▶ BRIEF
Copy each line of the data below with the word "error".

Figure collection entries
──────

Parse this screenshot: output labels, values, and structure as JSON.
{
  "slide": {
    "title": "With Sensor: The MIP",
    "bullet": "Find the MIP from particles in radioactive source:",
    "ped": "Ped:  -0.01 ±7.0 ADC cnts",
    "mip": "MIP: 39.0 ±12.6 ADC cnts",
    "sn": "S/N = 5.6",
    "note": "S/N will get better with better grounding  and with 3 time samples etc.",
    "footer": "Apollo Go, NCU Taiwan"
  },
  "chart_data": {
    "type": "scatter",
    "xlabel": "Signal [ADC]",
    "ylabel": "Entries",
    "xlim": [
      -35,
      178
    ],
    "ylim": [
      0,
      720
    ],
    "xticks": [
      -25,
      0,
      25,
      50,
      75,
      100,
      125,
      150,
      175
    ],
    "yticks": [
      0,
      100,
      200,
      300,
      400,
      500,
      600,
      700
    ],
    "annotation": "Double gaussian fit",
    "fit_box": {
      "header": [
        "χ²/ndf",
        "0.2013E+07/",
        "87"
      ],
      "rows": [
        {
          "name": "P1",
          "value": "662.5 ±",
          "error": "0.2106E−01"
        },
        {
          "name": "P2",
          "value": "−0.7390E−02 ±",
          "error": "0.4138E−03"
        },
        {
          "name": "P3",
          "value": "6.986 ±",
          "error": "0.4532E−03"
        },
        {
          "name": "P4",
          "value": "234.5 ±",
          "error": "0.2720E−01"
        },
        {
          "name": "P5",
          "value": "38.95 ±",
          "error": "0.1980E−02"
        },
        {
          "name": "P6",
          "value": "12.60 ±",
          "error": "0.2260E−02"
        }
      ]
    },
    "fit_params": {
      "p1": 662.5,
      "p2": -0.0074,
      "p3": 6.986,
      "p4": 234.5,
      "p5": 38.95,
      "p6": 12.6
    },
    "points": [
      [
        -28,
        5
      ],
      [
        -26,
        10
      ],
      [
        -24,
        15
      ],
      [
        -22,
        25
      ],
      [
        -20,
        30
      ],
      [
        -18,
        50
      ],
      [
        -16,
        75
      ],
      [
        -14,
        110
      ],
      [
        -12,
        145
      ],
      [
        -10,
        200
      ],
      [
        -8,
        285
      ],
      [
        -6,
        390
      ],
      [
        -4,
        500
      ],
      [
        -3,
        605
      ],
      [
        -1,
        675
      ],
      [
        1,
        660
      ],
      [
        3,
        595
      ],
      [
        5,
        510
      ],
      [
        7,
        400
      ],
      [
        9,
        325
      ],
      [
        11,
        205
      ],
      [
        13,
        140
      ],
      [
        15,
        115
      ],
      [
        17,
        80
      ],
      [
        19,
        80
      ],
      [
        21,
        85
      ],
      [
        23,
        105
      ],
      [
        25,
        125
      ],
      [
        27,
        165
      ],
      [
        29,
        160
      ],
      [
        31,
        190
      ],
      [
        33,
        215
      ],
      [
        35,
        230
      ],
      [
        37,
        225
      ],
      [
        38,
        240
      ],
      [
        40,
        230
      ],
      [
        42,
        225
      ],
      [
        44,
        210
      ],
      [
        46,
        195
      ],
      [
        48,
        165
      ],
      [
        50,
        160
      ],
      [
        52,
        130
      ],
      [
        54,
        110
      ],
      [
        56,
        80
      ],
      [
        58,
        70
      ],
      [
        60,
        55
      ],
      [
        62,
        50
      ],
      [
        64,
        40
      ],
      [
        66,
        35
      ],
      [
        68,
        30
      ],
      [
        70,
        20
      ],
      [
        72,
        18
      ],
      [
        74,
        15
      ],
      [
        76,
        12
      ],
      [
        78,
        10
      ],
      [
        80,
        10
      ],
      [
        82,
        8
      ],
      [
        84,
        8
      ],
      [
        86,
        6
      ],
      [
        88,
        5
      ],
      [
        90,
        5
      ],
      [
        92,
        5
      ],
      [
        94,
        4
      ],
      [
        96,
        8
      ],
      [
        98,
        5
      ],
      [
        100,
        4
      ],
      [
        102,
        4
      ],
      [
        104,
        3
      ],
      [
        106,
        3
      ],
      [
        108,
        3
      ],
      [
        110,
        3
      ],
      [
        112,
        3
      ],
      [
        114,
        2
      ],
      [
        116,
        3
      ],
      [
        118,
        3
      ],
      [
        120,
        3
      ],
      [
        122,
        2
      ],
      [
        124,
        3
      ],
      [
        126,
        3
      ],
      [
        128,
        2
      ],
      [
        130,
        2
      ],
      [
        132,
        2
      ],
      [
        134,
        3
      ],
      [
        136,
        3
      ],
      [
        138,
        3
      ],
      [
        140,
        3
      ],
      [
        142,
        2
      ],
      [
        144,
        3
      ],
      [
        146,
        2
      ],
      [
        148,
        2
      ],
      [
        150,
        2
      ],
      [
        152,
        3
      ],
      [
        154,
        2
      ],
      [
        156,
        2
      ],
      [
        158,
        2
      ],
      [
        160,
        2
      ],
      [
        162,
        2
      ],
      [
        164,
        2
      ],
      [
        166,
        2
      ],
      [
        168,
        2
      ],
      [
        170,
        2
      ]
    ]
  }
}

──────

▶ COMPLETE OUTPUT
          "error": "0.2106E−01"
          "error": "0.4138E−03"
          "error": "0.4532E−03"
          "error": "0.2720E−01"
          "error": "0.1980E−02"
          "error": "0.2260E−02"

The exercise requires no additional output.